Figure data in JSON
○ ○ ○
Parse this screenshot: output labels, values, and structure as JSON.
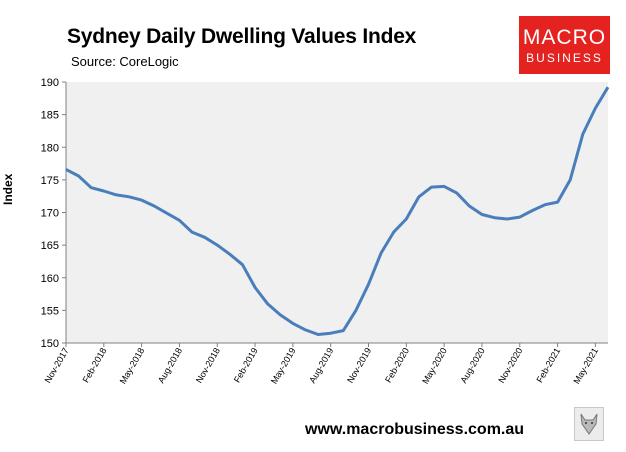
{
  "header": {
    "title": "Sydney Daily Dwelling Values Index",
    "subtitle": "Source: CoreLogic"
  },
  "logo": {
    "line1": "MACRO",
    "line2": "BUSINESS"
  },
  "footer": {
    "url": "www.macrobusiness.com.au"
  },
  "colors": {
    "line": "#4a7ebb",
    "plot_bg": "#f0f0f0",
    "logo_bg": "#e42320",
    "axis": "#808080"
  },
  "icons": {
    "fox": "fox-illustration-icon"
  },
  "chart_data": {
    "type": "line",
    "title": "Sydney Daily Dwelling Values Index",
    "xlabel": "",
    "ylabel": "Index",
    "ylim": [
      150,
      190
    ],
    "yticks": [
      150,
      155,
      160,
      165,
      170,
      175,
      180,
      185,
      190
    ],
    "xticks": [
      "Nov-2017",
      "Feb-2018",
      "May-2018",
      "Aug-2018",
      "Nov-2018",
      "Feb-2019",
      "May-2019",
      "Aug-2019",
      "Nov-2019",
      "Feb-2020",
      "May-2020",
      "Aug-2020",
      "Nov-2020",
      "Feb-2021",
      "May-2021"
    ],
    "grid": false,
    "legend": "none",
    "series": [
      {
        "x": [
          "Nov-2017",
          "Dec-2017",
          "Jan-2018",
          "Feb-2018",
          "Mar-2018",
          "Apr-2018",
          "May-2018",
          "Jun-2018",
          "Jul-2018",
          "Aug-2018",
          "Sep-2018",
          "Oct-2018",
          "Nov-2018",
          "Dec-2018",
          "Jan-2019",
          "Feb-2019",
          "Mar-2019",
          "Apr-2019",
          "May-2019",
          "Jun-2019",
          "Jul-2019",
          "Aug-2019",
          "Sep-2019",
          "Oct-2019",
          "Nov-2019",
          "Dec-2019",
          "Jan-2020",
          "Feb-2020",
          "Mar-2020",
          "Apr-2020",
          "May-2020",
          "Jun-2020",
          "Jul-2020",
          "Aug-2020",
          "Sep-2020",
          "Oct-2020",
          "Nov-2020",
          "Dec-2020",
          "Jan-2021",
          "Feb-2021",
          "Mar-2021",
          "Apr-2021",
          "May-2021",
          "Jun-2021"
        ],
        "values": [
          176.6,
          175.6,
          173.8,
          173.3,
          172.7,
          172.4,
          171.9,
          171.0,
          169.9,
          168.8,
          167.0,
          166.2,
          165.0,
          163.6,
          162.0,
          158.5,
          156.0,
          154.3,
          153.0,
          152.0,
          151.3,
          151.5,
          151.9,
          155.0,
          159.0,
          163.8,
          167.0,
          169.0,
          172.4,
          173.9,
          174.0,
          173.0,
          171.0,
          169.7,
          169.2,
          169.0,
          169.3,
          170.3,
          171.2,
          171.6,
          175.0,
          182.0,
          186.0,
          189.2
        ]
      }
    ]
  }
}
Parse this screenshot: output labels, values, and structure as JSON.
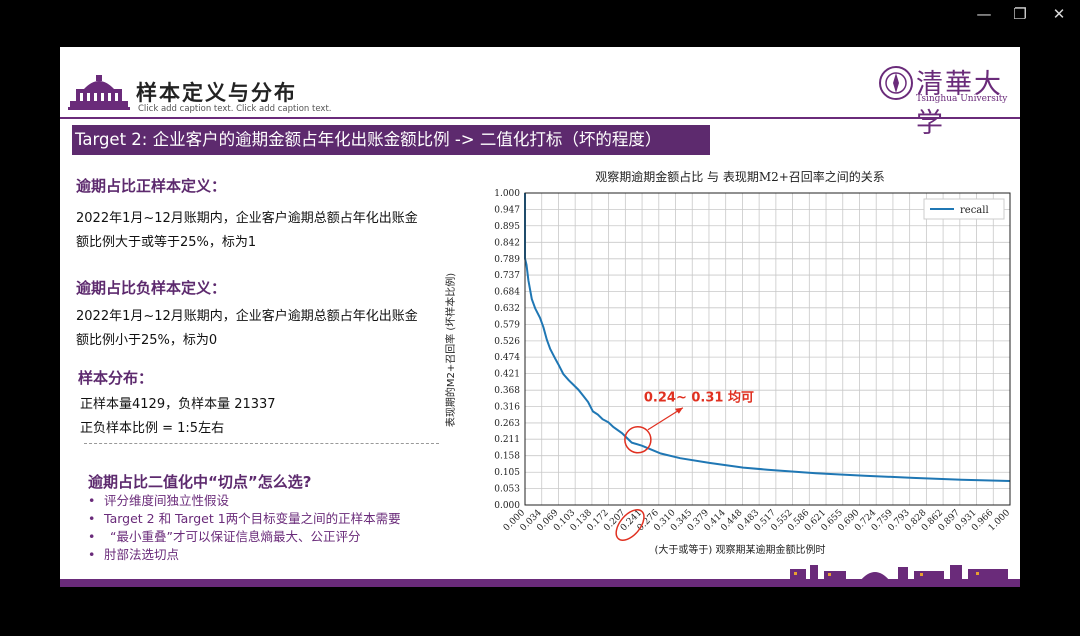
{
  "window": {
    "minimize": "—",
    "restore": "❐",
    "close": "✕"
  },
  "slide": {
    "title": "样本定义与分布",
    "caption": "Click add caption text. Click add caption text.",
    "logo_cn": "清華大学",
    "logo_en": "Tsinghua University",
    "banner": "Target 2: 企业客户的逾期金额占年化出账金额比例 -> 二值化打标（坏的程度）",
    "pos_heading": "逾期占比正样本定义：",
    "pos_line1": "2022年1月~12月账期内，企业客户逾期总额占年化出账金",
    "pos_line2": "额比例大于或等于25%，标为1",
    "neg_heading": "逾期占比负样本定义：",
    "neg_line1": "2022年1月~12月账期内，企业客户逾期总额占年化出账金",
    "neg_line2": "额比例小于25%，标为0",
    "dist_heading": "样本分布：",
    "dist_line1": "正样本量4129，负样本量 21337",
    "dist_line2": "正负样本比例 = 1:5左右",
    "cut_heading": "逾期占比二值化中“切点”怎么选?",
    "bullets": [
      "评分维度间独立性假设",
      "Target 2 和 Target 1两个目标变量之间的正样本需要",
      "“最小重叠”才可以保证信息熵最大、公正评分",
      "肘部法选切点"
    ]
  },
  "chart_data": {
    "type": "line",
    "title": "观察期逾期金额占比  与  表现期M2+召回率之间的关系",
    "xlabel": "(大于或等于) 观察期某逾期金额比例时",
    "ylabel": "表现期的M2+召回率 (坏样本比例)",
    "legend": "recall",
    "legend_position": "top-right",
    "grid": true,
    "annotation": "0.24~ 0.31 均可",
    "highlight_x": 0.241,
    "xlim": [
      0.0,
      1.0
    ],
    "ylim": [
      0.0,
      1.0
    ],
    "xticks": [
      "0.000",
      "0.034",
      "0.069",
      "0.103",
      "0.138",
      "0.172",
      "0.207",
      "0.241",
      "0.276",
      "0.310",
      "0.345",
      "0.379",
      "0.414",
      "0.448",
      "0.483",
      "0.517",
      "0.552",
      "0.586",
      "0.621",
      "0.655",
      "0.690",
      "0.724",
      "0.759",
      "0.793",
      "0.828",
      "0.862",
      "0.897",
      "0.931",
      "0.966",
      "1.000"
    ],
    "yticks": [
      "0.000",
      "0.053",
      "0.105",
      "0.158",
      "0.211",
      "0.263",
      "0.316",
      "0.368",
      "0.421",
      "0.474",
      "0.526",
      "0.579",
      "0.632",
      "0.684",
      "0.737",
      "0.789",
      "0.842",
      "0.895",
      "0.947",
      "1.000"
    ],
    "series": [
      {
        "name": "recall",
        "color": "#1f77b4",
        "x": [
          0.0,
          0.0,
          0.003,
          0.007,
          0.014,
          0.021,
          0.031,
          0.038,
          0.045,
          0.052,
          0.062,
          0.069,
          0.079,
          0.09,
          0.1,
          0.11,
          0.12,
          0.13,
          0.14,
          0.15,
          0.16,
          0.172,
          0.182,
          0.2,
          0.22,
          0.241,
          0.28,
          0.32,
          0.38,
          0.45,
          0.5,
          0.6,
          0.7,
          0.8,
          0.9,
          1.0
        ],
        "y": [
          1.0,
          0.79,
          0.77,
          0.72,
          0.66,
          0.63,
          0.6,
          0.57,
          0.53,
          0.5,
          0.47,
          0.45,
          0.42,
          0.4,
          0.385,
          0.37,
          0.35,
          0.33,
          0.3,
          0.29,
          0.275,
          0.265,
          0.25,
          0.23,
          0.2,
          0.19,
          0.165,
          0.15,
          0.135,
          0.12,
          0.113,
          0.102,
          0.094,
          0.087,
          0.081,
          0.077
        ]
      }
    ]
  }
}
○ ○ ○
→ What the task requires: Send back the data above word for word, with the pictures left out.

→ Answer for this exercise:
Parse this screenshot: output labels, values, and structure as JSON.
{
  "header": {
    "title": "Sydney Daily Dwelling Values Index",
    "subtitle": "Source: CoreLogic"
  },
  "logo": {
    "line1": "MACRO",
    "line2": "BUSINESS"
  },
  "footer": {
    "url": "www.macrobusiness.com.au"
  },
  "colors": {
    "line": "#4a7ebb",
    "plot_bg": "#f0f0f0",
    "logo_bg": "#e42320",
    "axis": "#808080"
  },
  "icons": {
    "fox": "fox-illustration-icon"
  },
  "chart_data": {
    "type": "line",
    "title": "Sydney Daily Dwelling Values Index",
    "xlabel": "",
    "ylabel": "Index",
    "ylim": [
      150,
      190
    ],
    "yticks": [
      150,
      155,
      160,
      165,
      170,
      175,
      180,
      185,
      190
    ],
    "xticks": [
      "Nov-2017",
      "Feb-2018",
      "May-2018",
      "Aug-2018",
      "Nov-2018",
      "Feb-2019",
      "May-2019",
      "Aug-2019",
      "Nov-2019",
      "Feb-2020",
      "May-2020",
      "Aug-2020",
      "Nov-2020",
      "Feb-2021",
      "May-2021"
    ],
    "grid": false,
    "legend": "none",
    "series": [
      {
        "x": [
          "Nov-2017",
          "Dec-2017",
          "Jan-2018",
          "Feb-2018",
          "Mar-2018",
          "Apr-2018",
          "May-2018",
          "Jun-2018",
          "Jul-2018",
          "Aug-2018",
          "Sep-2018",
          "Oct-2018",
          "Nov-2018",
          "Dec-2018",
          "Jan-2019",
          "Feb-2019",
          "Mar-2019",
          "Apr-2019",
          "May-2019",
          "Jun-2019",
          "Jul-2019",
          "Aug-2019",
          "Sep-2019",
          "Oct-2019",
          "Nov-2019",
          "Dec-2019",
          "Jan-2020",
          "Feb-2020",
          "Mar-2020",
          "Apr-2020",
          "May-2020",
          "Jun-2020",
          "Jul-2020",
          "Aug-2020",
          "Sep-2020",
          "Oct-2020",
          "Nov-2020",
          "Dec-2020",
          "Jan-2021",
          "Feb-2021",
          "Mar-2021",
          "Apr-2021",
          "May-2021",
          "Jun-2021"
        ],
        "values": [
          176.6,
          175.6,
          173.8,
          173.3,
          172.7,
          172.4,
          171.9,
          171.0,
          169.9,
          168.8,
          167.0,
          166.2,
          165.0,
          163.6,
          162.0,
          158.5,
          156.0,
          154.3,
          153.0,
          152.0,
          151.3,
          151.5,
          151.9,
          155.0,
          159.0,
          163.8,
          167.0,
          169.0,
          172.4,
          173.9,
          174.0,
          173.0,
          171.0,
          169.7,
          169.2,
          169.0,
          169.3,
          170.3,
          171.2,
          171.6,
          175.0,
          182.0,
          186.0,
          189.2
        ]
      }
    ]
  }
}
Parse this screenshot: output labels, values, and structure as JSON.
{
  "window": {
    "minimize": "—",
    "restore": "❐",
    "close": "✕"
  },
  "slide": {
    "title": "样本定义与分布",
    "caption": "Click add caption text. Click add caption text.",
    "logo_cn": "清華大学",
    "logo_en": "Tsinghua University",
    "banner": "Target 2: 企业客户的逾期金额占年化出账金额比例 -> 二值化打标（坏的程度）",
    "pos_heading": "逾期占比正样本定义：",
    "pos_line1": "2022年1月~12月账期内，企业客户逾期总额占年化出账金",
    "pos_line2": "额比例大于或等于25%，标为1",
    "neg_heading": "逾期占比负样本定义：",
    "neg_line1": "2022年1月~12月账期内，企业客户逾期总额占年化出账金",
    "neg_line2": "额比例小于25%，标为0",
    "dist_heading": "样本分布：",
    "dist_line1": "正样本量4129，负样本量 21337",
    "dist_line2": "正负样本比例 = 1:5左右",
    "cut_heading": "逾期占比二值化中“切点”怎么选?",
    "bullets": [
      "评分维度间独立性假设",
      "Target 2 和 Target 1两个目标变量之间的正样本需要",
      "“最小重叠”才可以保证信息熵最大、公正评分",
      "肘部法选切点"
    ]
  },
  "chart_data": {
    "type": "line",
    "title": "观察期逾期金额占比  与  表现期M2+召回率之间的关系",
    "xlabel": "(大于或等于) 观察期某逾期金额比例时",
    "ylabel": "表现期的M2+召回率 (坏样本比例)",
    "legend": "recall",
    "legend_position": "top-right",
    "grid": true,
    "annotation": "0.24~ 0.31 均可",
    "highlight_x": 0.241,
    "xlim": [
      0.0,
      1.0
    ],
    "ylim": [
      0.0,
      1.0
    ],
    "xticks": [
      "0.000",
      "0.034",
      "0.069",
      "0.103",
      "0.138",
      "0.172",
      "0.207",
      "0.241",
      "0.276",
      "0.310",
      "0.345",
      "0.379",
      "0.414",
      "0.448",
      "0.483",
      "0.517",
      "0.552",
      "0.586",
      "0.621",
      "0.655",
      "0.690",
      "0.724",
      "0.759",
      "0.793",
      "0.828",
      "0.862",
      "0.897",
      "0.931",
      "0.966",
      "1.000"
    ],
    "yticks": [
      "0.000",
      "0.053",
      "0.105",
      "0.158",
      "0.211",
      "0.263",
      "0.316",
      "0.368",
      "0.421",
      "0.474",
      "0.526",
      "0.579",
      "0.632",
      "0.684",
      "0.737",
      "0.789",
      "0.842",
      "0.895",
      "0.947",
      "1.000"
    ],
    "series": [
      {
        "name": "recall",
        "color": "#1f77b4",
        "x": [
          0.0,
          0.0,
          0.003,
          0.007,
          0.014,
          0.021,
          0.031,
          0.038,
          0.045,
          0.052,
          0.062,
          0.069,
          0.079,
          0.09,
          0.1,
          0.11,
          0.12,
          0.13,
          0.14,
          0.15,
          0.16,
          0.172,
          0.182,
          0.2,
          0.22,
          0.241,
          0.28,
          0.32,
          0.38,
          0.45,
          0.5,
          0.6,
          0.7,
          0.8,
          0.9,
          1.0
        ],
        "y": [
          1.0,
          0.79,
          0.77,
          0.72,
          0.66,
          0.63,
          0.6,
          0.57,
          0.53,
          0.5,
          0.47,
          0.45,
          0.42,
          0.4,
          0.385,
          0.37,
          0.35,
          0.33,
          0.3,
          0.29,
          0.275,
          0.265,
          0.25,
          0.23,
          0.2,
          0.19,
          0.165,
          0.15,
          0.135,
          0.12,
          0.113,
          0.102,
          0.094,
          0.087,
          0.081,
          0.077
        ]
      }
    ]
  }
}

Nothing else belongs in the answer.